* Begin Raw data *
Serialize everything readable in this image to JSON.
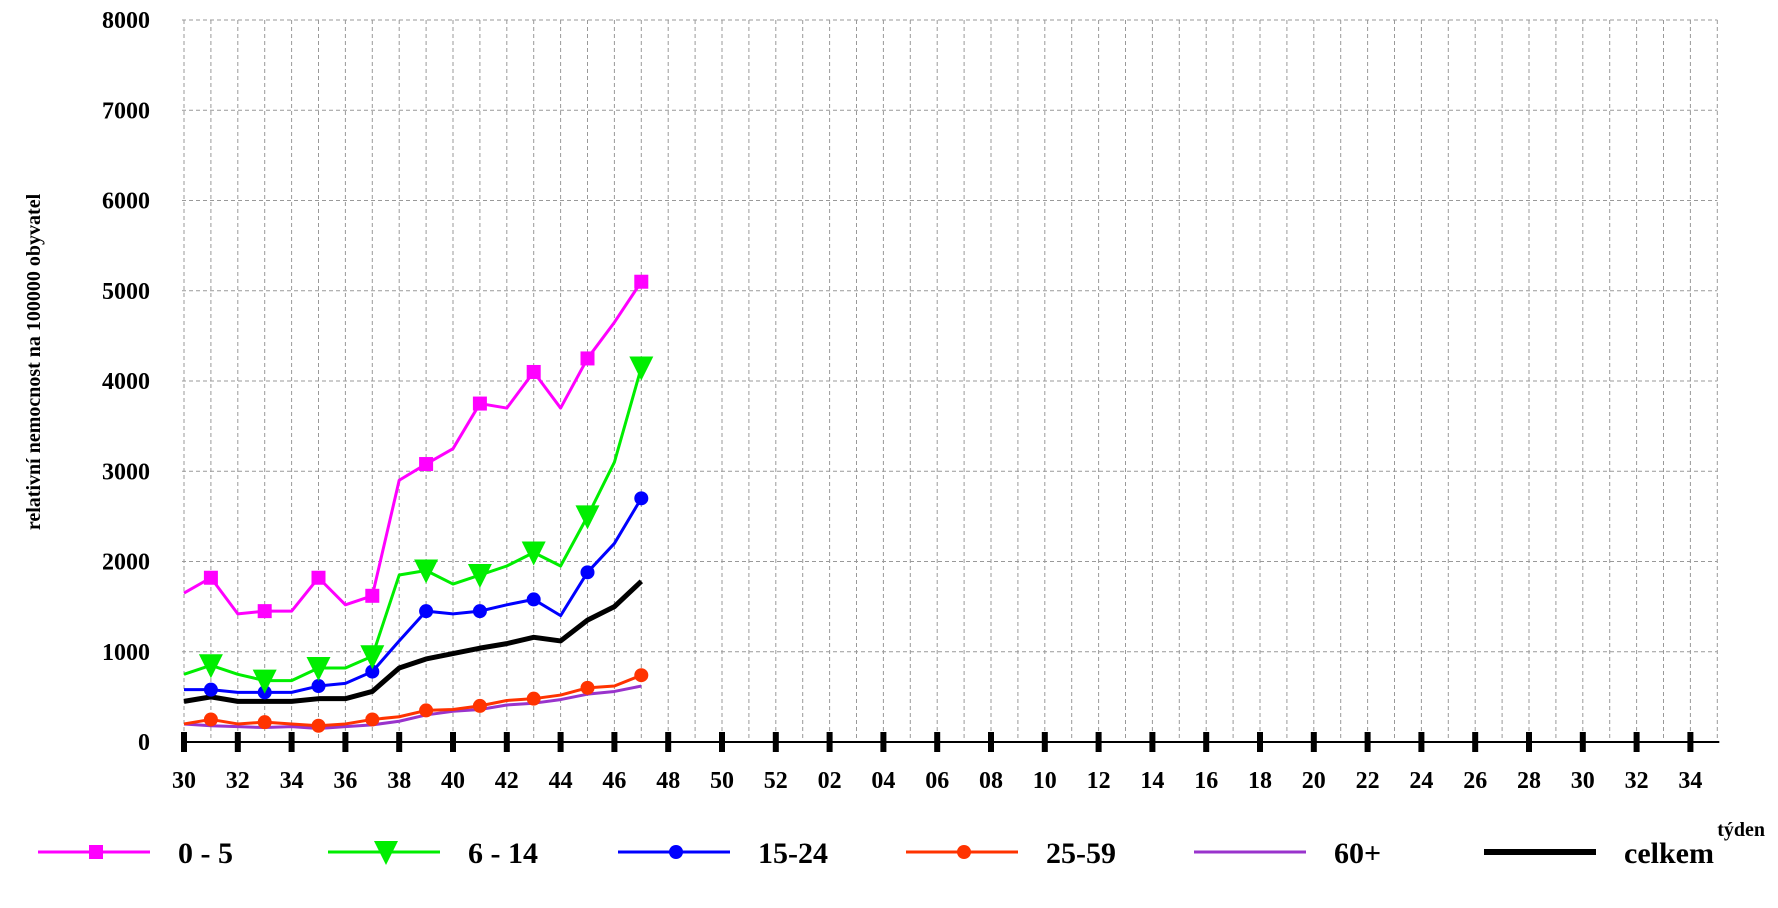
{
  "chart_data": {
    "type": "line",
    "ylabel": "relativní nemocnost na 100000 obyvatel",
    "xlabel": "týden",
    "ylim": [
      0,
      8000
    ],
    "yticks": [
      0,
      1000,
      2000,
      3000,
      4000,
      5000,
      6000,
      7000,
      8000
    ],
    "x_categories": [
      "30",
      "31",
      "32",
      "33",
      "34",
      "35",
      "36",
      "37",
      "38",
      "39",
      "40",
      "41",
      "42",
      "43",
      "44",
      "45",
      "46",
      "47",
      "48",
      "49",
      "50",
      "51",
      "52",
      "01",
      "02",
      "03",
      "04",
      "05",
      "06",
      "07",
      "08",
      "09",
      "10",
      "11",
      "12",
      "13",
      "14",
      "15",
      "16",
      "17",
      "18",
      "19",
      "20",
      "21",
      "22",
      "23",
      "24",
      "25",
      "26",
      "27",
      "28",
      "29",
      "30",
      "31",
      "32",
      "33",
      "34",
      "35"
    ],
    "x_tick_labels": [
      "30",
      "32",
      "34",
      "36",
      "38",
      "40",
      "42",
      "44",
      "46",
      "48",
      "50",
      "52",
      "02",
      "04",
      "06",
      "08",
      "10",
      "12",
      "14",
      "16",
      "18",
      "20",
      "22",
      "24",
      "26",
      "28",
      "30",
      "32",
      "34"
    ],
    "grid": true,
    "legend_position": "bottom",
    "series": [
      {
        "name": "0 - 5",
        "color": "#ff00ff",
        "marker": "square",
        "values": [
          1650,
          1820,
          1420,
          1450,
          1450,
          1820,
          1520,
          1620,
          2900,
          3080,
          3250,
          3750,
          3700,
          4100,
          3700,
          4250,
          4650,
          5100
        ]
      },
      {
        "name": "6 - 14",
        "color": "#00ee00",
        "marker": "triangle-down",
        "values": [
          750,
          850,
          750,
          680,
          680,
          820,
          820,
          950,
          1850,
          1900,
          1750,
          1850,
          1950,
          2100,
          1950,
          2500,
          3100,
          4150
        ]
      },
      {
        "name": "15-24",
        "color": "#0000ff",
        "marker": "circle",
        "values": [
          580,
          580,
          550,
          550,
          550,
          620,
          650,
          780,
          1120,
          1450,
          1420,
          1450,
          1520,
          1580,
          1400,
          1880,
          2200,
          2700
        ]
      },
      {
        "name": "25-59",
        "color": "#ff3300",
        "marker": "circle",
        "values": [
          200,
          250,
          200,
          220,
          200,
          180,
          200,
          250,
          280,
          350,
          360,
          400,
          460,
          480,
          520,
          600,
          620,
          740
        ]
      },
      {
        "name": "60+",
        "color": "#9933cc",
        "marker": "none",
        "values": [
          200,
          180,
          170,
          160,
          170,
          150,
          170,
          190,
          230,
          300,
          340,
          360,
          410,
          430,
          470,
          530,
          560,
          620
        ]
      },
      {
        "name": "celkem",
        "color": "#000000",
        "marker": "none",
        "values": [
          450,
          500,
          450,
          450,
          450,
          480,
          480,
          560,
          820,
          920,
          980,
          1040,
          1090,
          1160,
          1120,
          1350,
          1500,
          1780
        ]
      }
    ]
  }
}
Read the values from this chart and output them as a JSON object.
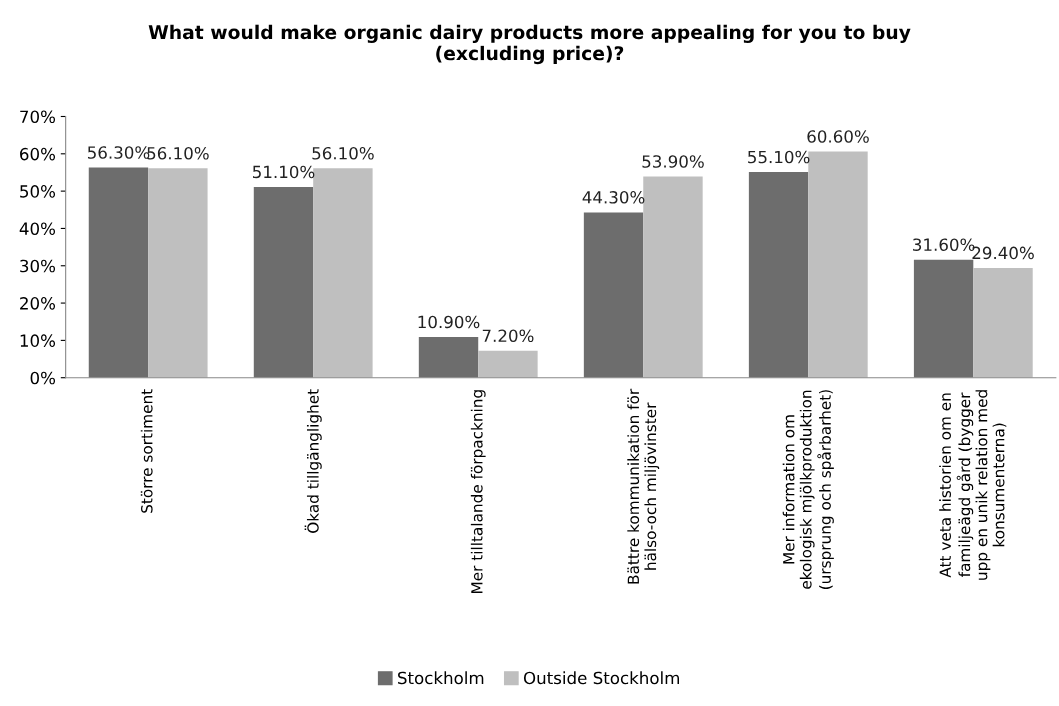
{
  "chart_data": {
    "type": "bar",
    "title": "What would make organic dairy products more appealing for you to buy\n(excluding price)?",
    "categories": [
      "Större sortiment",
      "Ökad tillgänglighet",
      "Mer tilltalande förpackning",
      "Bättre kommunikation för\nhälso-och miljövinster",
      "Mer information om\nekologisk mjölkproduktion\n(ursprung och spårbarhet)",
      "Att veta historien om en\nfamiljeägd gård (bygger\nupp en unik relation med\nkonsumenterna)"
    ],
    "series": [
      {
        "name": "Stockholm",
        "color": "#6d6d6d",
        "values": [
          56.3,
          51.1,
          10.9,
          44.3,
          55.1,
          31.6
        ],
        "value_labels": [
          "56.30%",
          "51.10%",
          "10.90%",
          "44.30%",
          "55.10%",
          "31.60%"
        ]
      },
      {
        "name": "Outside Stockholm",
        "color": "#bfbfbf",
        "values": [
          56.1,
          56.1,
          7.2,
          53.9,
          60.6,
          29.4
        ],
        "value_labels": [
          "56.10%",
          "56.10%",
          "7.20%",
          "53.90%",
          "60.60%",
          "29.40%"
        ]
      }
    ],
    "ylim": [
      0,
      70
    ],
    "yticks": [
      {
        "value": 0,
        "label": "0%"
      },
      {
        "value": 10,
        "label": "10%"
      },
      {
        "value": 20,
        "label": "20%"
      },
      {
        "value": 30,
        "label": "30%"
      },
      {
        "value": 40,
        "label": "40%"
      },
      {
        "value": 50,
        "label": "50%"
      },
      {
        "value": 60,
        "label": "60%"
      },
      {
        "value": 70,
        "label": "70%"
      }
    ],
    "grid": false,
    "legend": "bottom"
  }
}
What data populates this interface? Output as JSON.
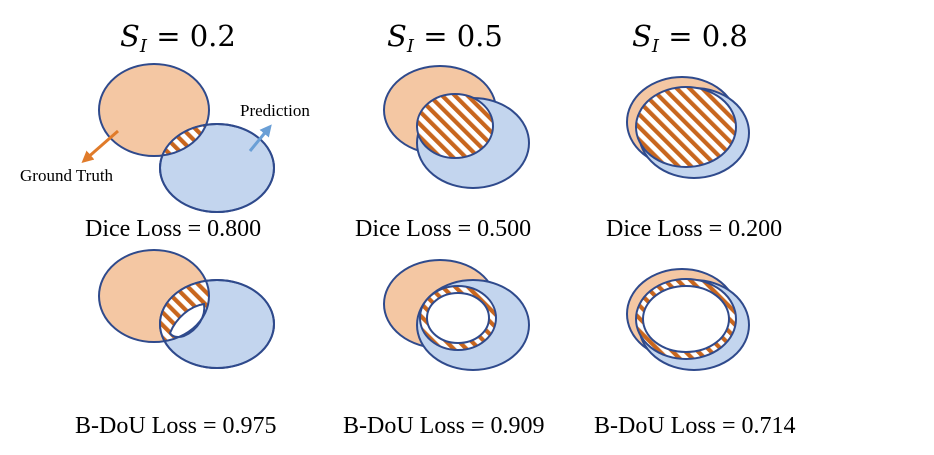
{
  "columns": [
    {
      "title_symbol": "S",
      "title_subscript": "I",
      "title_rest": " = 0.2",
      "dice_label": "Dice Loss = 0.800",
      "bdou_label": "B-DoU Loss = 0.975"
    },
    {
      "title_symbol": "S",
      "title_subscript": "I",
      "title_rest": " = 0.5",
      "dice_label": "Dice Loss = 0.500",
      "bdou_label": "B-DoU Loss = 0.909"
    },
    {
      "title_symbol": "S",
      "title_subscript": "I",
      "title_rest": " = 0.8",
      "dice_label": "Dice Loss = 0.200",
      "bdou_label": "B-DoU Loss = 0.714"
    }
  ],
  "annotations": {
    "ground_truth": "Ground Truth",
    "prediction": "Prediction"
  },
  "colors": {
    "ground_truth_fill": "#f4c7a3",
    "prediction_fill": "#c3d5ee",
    "outline": "#2f4a8c",
    "hatch_orange": "#c8661e",
    "ground_truth_arrow": "#e07b2a",
    "prediction_arrow": "#6a9fd6"
  }
}
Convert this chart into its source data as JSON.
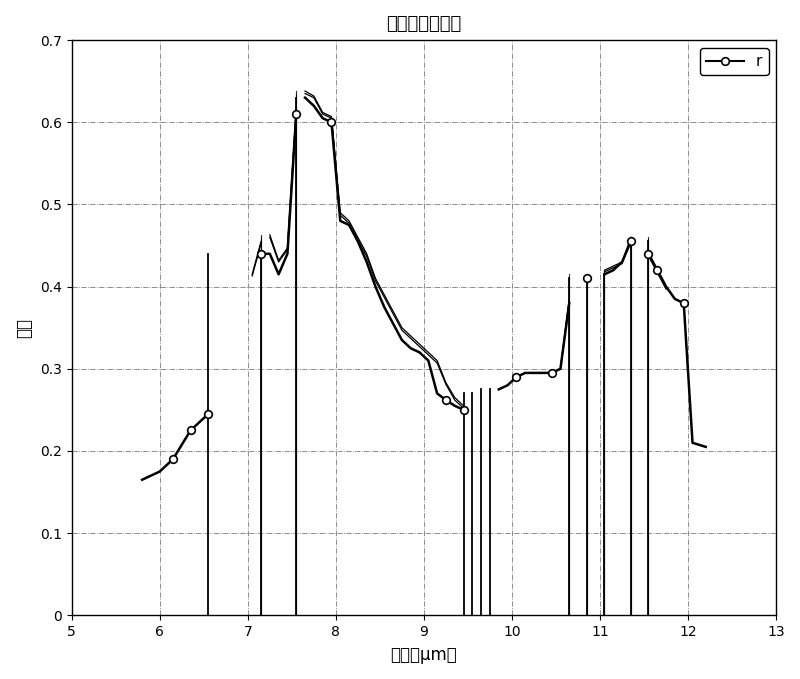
{
  "title": "原始光谱的校正",
  "xlabel": "波长［μm］",
  "ylabel": "计数",
  "xlim": [
    5,
    13
  ],
  "ylim": [
    0,
    0.7
  ],
  "xticks": [
    5,
    6,
    7,
    8,
    9,
    10,
    11,
    12,
    13
  ],
  "yticks": [
    0,
    0.1,
    0.2,
    0.3,
    0.4,
    0.5,
    0.6,
    0.7
  ],
  "legend_label": "r",
  "line_color": "#000000",
  "background_color": "#ffffff",
  "figsize": [
    8.0,
    6.79
  ],
  "dpi": 100,
  "main_curve_x": [
    5.8,
    6.0,
    6.15,
    6.35,
    6.55,
    6.551,
    7.15,
    7.151,
    7.25,
    7.35,
    7.45,
    7.55,
    7.551,
    7.65,
    7.75,
    7.85,
    7.95,
    8.05,
    8.15,
    8.25,
    8.35,
    8.45,
    8.55,
    8.65,
    8.75,
    8.85,
    8.95,
    9.05,
    9.15,
    9.25,
    9.35,
    9.45,
    9.451,
    9.55,
    9.65,
    9.651,
    9.75,
    9.85,
    9.95,
    10.05,
    10.15,
    10.25,
    10.35,
    10.45,
    10.55,
    10.65,
    10.651,
    10.85,
    10.851,
    11.05,
    11.051,
    11.15,
    11.25,
    11.35,
    11.351,
    11.55,
    11.551,
    11.65,
    11.75,
    11.85,
    11.95,
    12.05,
    12.2
  ],
  "main_curve_y": [
    0.165,
    0.175,
    0.19,
    0.225,
    0.245,
    0.0,
    0.0,
    0.44,
    0.44,
    0.415,
    0.44,
    0.61,
    0.0,
    0.63,
    0.62,
    0.605,
    0.6,
    0.48,
    0.475,
    0.455,
    0.43,
    0.4,
    0.375,
    0.355,
    0.335,
    0.325,
    0.32,
    0.31,
    0.27,
    0.262,
    0.255,
    0.25,
    0.0,
    0.0,
    0.27,
    0.0,
    0.0,
    0.275,
    0.28,
    0.29,
    0.295,
    0.295,
    0.295,
    0.295,
    0.3,
    0.38,
    0.0,
    0.0,
    0.41,
    0.0,
    0.415,
    0.42,
    0.43,
    0.455,
    0.0,
    0.0,
    0.44,
    0.42,
    0.4,
    0.385,
    0.38,
    0.21,
    0.205
  ],
  "extra_curves": [
    {
      "x": [
        7.05,
        7.15,
        7.151,
        7.25,
        7.35,
        7.45,
        7.55,
        7.551,
        7.65,
        7.75,
        7.85,
        7.95,
        8.05,
        8.15,
        8.25,
        8.35,
        8.45,
        8.55,
        8.65,
        8.75,
        8.85,
        8.95,
        9.05,
        9.15,
        9.25,
        9.35,
        9.45
      ],
      "y": [
        0.415,
        0.455,
        0.0,
        0.46,
        0.43,
        0.445,
        0.615,
        0.0,
        0.635,
        0.63,
        0.61,
        0.605,
        0.49,
        0.48,
        0.46,
        0.44,
        0.41,
        0.39,
        0.37,
        0.35,
        0.34,
        0.33,
        0.32,
        0.31,
        0.283,
        0.265,
        0.255
      ]
    },
    {
      "x": [
        7.05,
        7.15,
        7.151,
        7.25,
        7.35,
        7.45,
        7.55,
        7.551,
        7.65,
        7.75,
        7.85,
        7.95,
        8.05,
        8.15,
        8.25,
        8.35,
        8.45,
        8.55,
        8.65,
        8.75,
        8.85,
        8.95,
        9.05,
        9.15,
        9.25,
        9.35,
        9.45
      ],
      "y": [
        0.413,
        0.452,
        0.0,
        0.463,
        0.432,
        0.447,
        0.618,
        0.0,
        0.638,
        0.632,
        0.612,
        0.607,
        0.487,
        0.477,
        0.457,
        0.437,
        0.407,
        0.387,
        0.367,
        0.347,
        0.337,
        0.327,
        0.317,
        0.307,
        0.281,
        0.262,
        0.252
      ]
    },
    {
      "x": [
        10.45,
        10.55,
        10.65,
        10.651,
        10.85,
        10.851,
        11.05,
        11.051,
        11.15,
        11.25,
        11.35,
        11.351,
        11.55,
        11.551,
        11.65,
        11.75
      ],
      "y": [
        0.295,
        0.3,
        0.385,
        0.0,
        0.0,
        0.415,
        0.0,
        0.42,
        0.425,
        0.43,
        0.46,
        0.0,
        0.0,
        0.44,
        0.42,
        0.4
      ]
    },
    {
      "x": [
        10.45,
        10.55,
        10.65,
        10.651,
        10.85,
        10.851,
        11.05,
        11.051,
        11.15,
        11.25,
        11.35,
        11.351,
        11.55,
        11.551,
        11.65,
        11.75
      ],
      "y": [
        0.295,
        0.3,
        0.383,
        0.0,
        0.0,
        0.412,
        0.0,
        0.418,
        0.423,
        0.428,
        0.458,
        0.0,
        0.0,
        0.437,
        0.417,
        0.397
      ]
    }
  ],
  "circle_points": [
    [
      6.15,
      0.19
    ],
    [
      6.35,
      0.225
    ],
    [
      6.55,
      0.245
    ],
    [
      7.15,
      0.44
    ],
    [
      7.55,
      0.61
    ],
    [
      7.95,
      0.6
    ],
    [
      9.25,
      0.262
    ],
    [
      9.45,
      0.25
    ],
    [
      10.05,
      0.29
    ],
    [
      10.45,
      0.295
    ],
    [
      10.85,
      0.41
    ],
    [
      11.35,
      0.455
    ],
    [
      11.55,
      0.44
    ],
    [
      11.65,
      0.42
    ],
    [
      11.95,
      0.38
    ]
  ]
}
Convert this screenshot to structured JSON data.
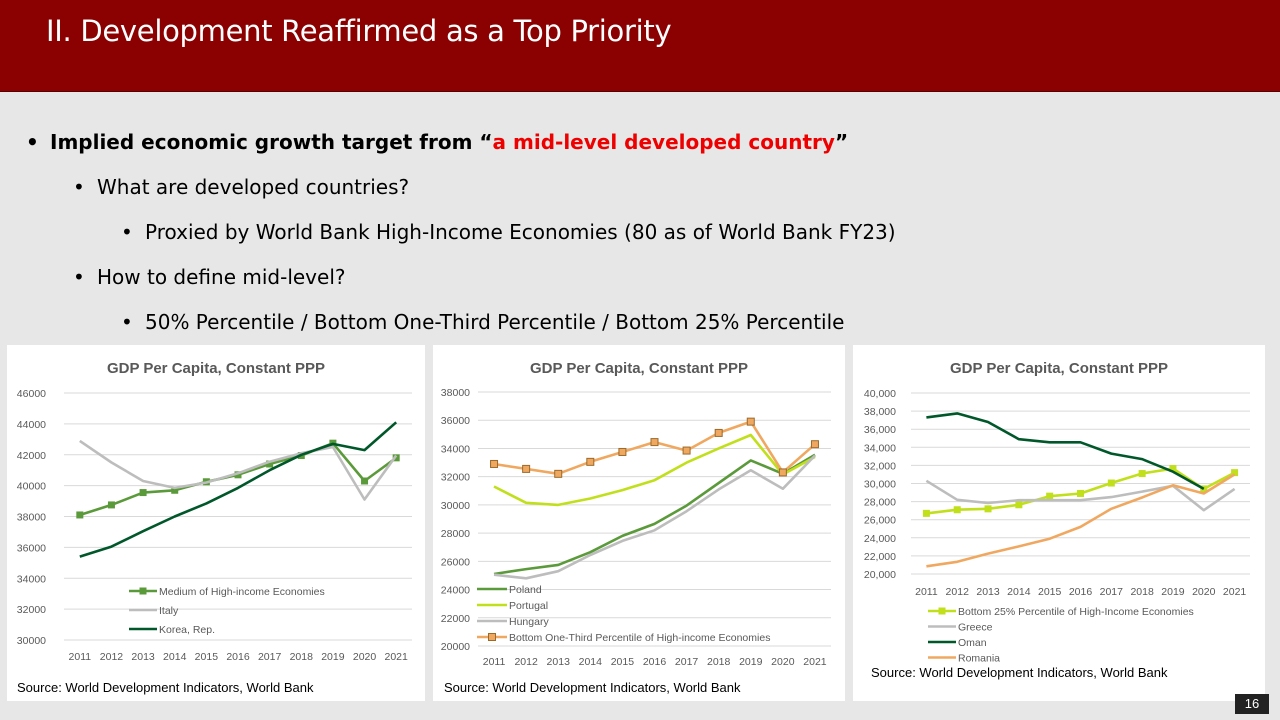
{
  "slide": {
    "title": "II. Development Reaffirmed as a Top Priority",
    "page_number": "16"
  },
  "bullets": [
    {
      "level": 1,
      "before": "Implied economic growth target from “",
      "highlight": "a mid-level developed country",
      "after": "”"
    },
    {
      "level": 2,
      "text": "What are developed countries?"
    },
    {
      "level": 3,
      "text": "Proxied by World Bank High-Income Economies (80 as of World Bank FY23)"
    },
    {
      "level": 2,
      "text": "How to define mid-level?"
    },
    {
      "level": 3,
      "text": "50% Percentile  / Bottom One-Third Percentile  / Bottom 25% Percentile"
    }
  ],
  "colors": {
    "header": "#8b0000",
    "highlight": "#ee0000"
  },
  "chart_data": [
    {
      "type": "line",
      "title": "GDP Per Capita, Constant PPP",
      "x": [
        2011,
        2012,
        2013,
        2014,
        2015,
        2016,
        2017,
        2018,
        2019,
        2020,
        2021
      ],
      "ylim": [
        30000,
        46000
      ],
      "yticks": [
        "30000",
        "32000",
        "34000",
        "36000",
        "38000",
        "40000",
        "42000",
        "44000",
        "46000"
      ],
      "series": [
        {
          "name": "Medium of High-income Economies",
          "color": "#5b9a3a",
          "marker": "square",
          "values": [
            38100,
            38750,
            39550,
            39700,
            40250,
            40700,
            41400,
            41950,
            42750,
            40300,
            41800
          ]
        },
        {
          "name": "Italy",
          "color": "#bdbdbd",
          "marker": "none",
          "values": [
            42900,
            41500,
            40300,
            39850,
            40200,
            40800,
            41550,
            42100,
            42500,
            39100,
            41950
          ]
        },
        {
          "name": "Korea, Rep.",
          "color": "#00582a",
          "marker": "none",
          "values": [
            35400,
            36050,
            37050,
            38000,
            38850,
            39850,
            41000,
            42000,
            42700,
            42300,
            44100
          ]
        }
      ],
      "legend": "bottom",
      "source": "Source: World Development Indicators, World Bank"
    },
    {
      "type": "line",
      "title": "GDP Per Capita, Constant PPP",
      "x": [
        2011,
        2012,
        2013,
        2014,
        2015,
        2016,
        2017,
        2018,
        2019,
        2020,
        2021
      ],
      "ylim": [
        20000,
        38000
      ],
      "yticks": [
        "20000",
        "22000",
        "24000",
        "26000",
        "28000",
        "30000",
        "32000",
        "34000",
        "36000",
        "38000"
      ],
      "series": [
        {
          "name": "Poland",
          "color": "#5b9a3a",
          "marker": "none",
          "values": [
            25100,
            25450,
            25750,
            26650,
            27800,
            28650,
            29950,
            31550,
            33150,
            32200,
            33550
          ]
        },
        {
          "name": "Portugal",
          "color": "#c2df1c",
          "marker": "none",
          "values": [
            31300,
            30150,
            30000,
            30450,
            31050,
            31750,
            33000,
            34000,
            34950,
            32150,
            33400
          ]
        },
        {
          "name": "Hungary",
          "color": "#bdbdbd",
          "marker": "none",
          "values": [
            25050,
            24800,
            25300,
            26450,
            27450,
            28200,
            29550,
            31100,
            32450,
            31150,
            33500
          ]
        },
        {
          "name": "Bottom One-Third Percentile of High-income Economies",
          "color": "#f0a860",
          "marker": "square",
          "values": [
            32900,
            32550,
            32200,
            33050,
            33750,
            34450,
            33850,
            35100,
            35900,
            32300,
            34300
          ]
        }
      ],
      "legend": "bottom",
      "source": "Source: World Development Indicators, World Bank"
    },
    {
      "type": "line",
      "title": "GDP Per Capita, Constant PPP",
      "x": [
        2011,
        2012,
        2013,
        2014,
        2015,
        2016,
        2017,
        2018,
        2019,
        2020,
        2021
      ],
      "ylim": [
        20000,
        40000
      ],
      "yticks": [
        "20,000",
        "22,000",
        "24,000",
        "26,000",
        "28,000",
        "30,000",
        "32,000",
        "34,000",
        "36,000",
        "38,000",
        "40,000"
      ],
      "series": [
        {
          "name": "Bottom 25% Percentile of High-Income Economies",
          "color": "#c2df1c",
          "marker": "square",
          "values": [
            26700,
            27100,
            27200,
            27650,
            28600,
            28900,
            30050,
            31100,
            31650,
            29400,
            31200
          ]
        },
        {
          "name": "Greece",
          "color": "#bdbdbd",
          "marker": "none",
          "values": [
            30300,
            28200,
            27850,
            28150,
            28150,
            28150,
            28500,
            29100,
            29750,
            27050,
            29400
          ]
        },
        {
          "name": "Oman",
          "color": "#00582a",
          "marker": "none",
          "values": [
            37300,
            37750,
            36800,
            34900,
            34550,
            34550,
            33300,
            32700,
            31300,
            29400,
            null
          ]
        },
        {
          "name": "Romania",
          "color": "#f0a860",
          "marker": "none",
          "values": [
            20850,
            21350,
            22250,
            23050,
            23900,
            25200,
            27200,
            28450,
            29800,
            28900,
            31000
          ]
        }
      ],
      "legend": "bottom",
      "source": "Source: World Development Indicators, World Bank"
    }
  ]
}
* End Raw data *
_Stated exercise_
Look over the records above and copy each line that includes the string "Stockholm".

_Problem solution_
        "name": "Stockholm",
        "name": "Outside Stockholm",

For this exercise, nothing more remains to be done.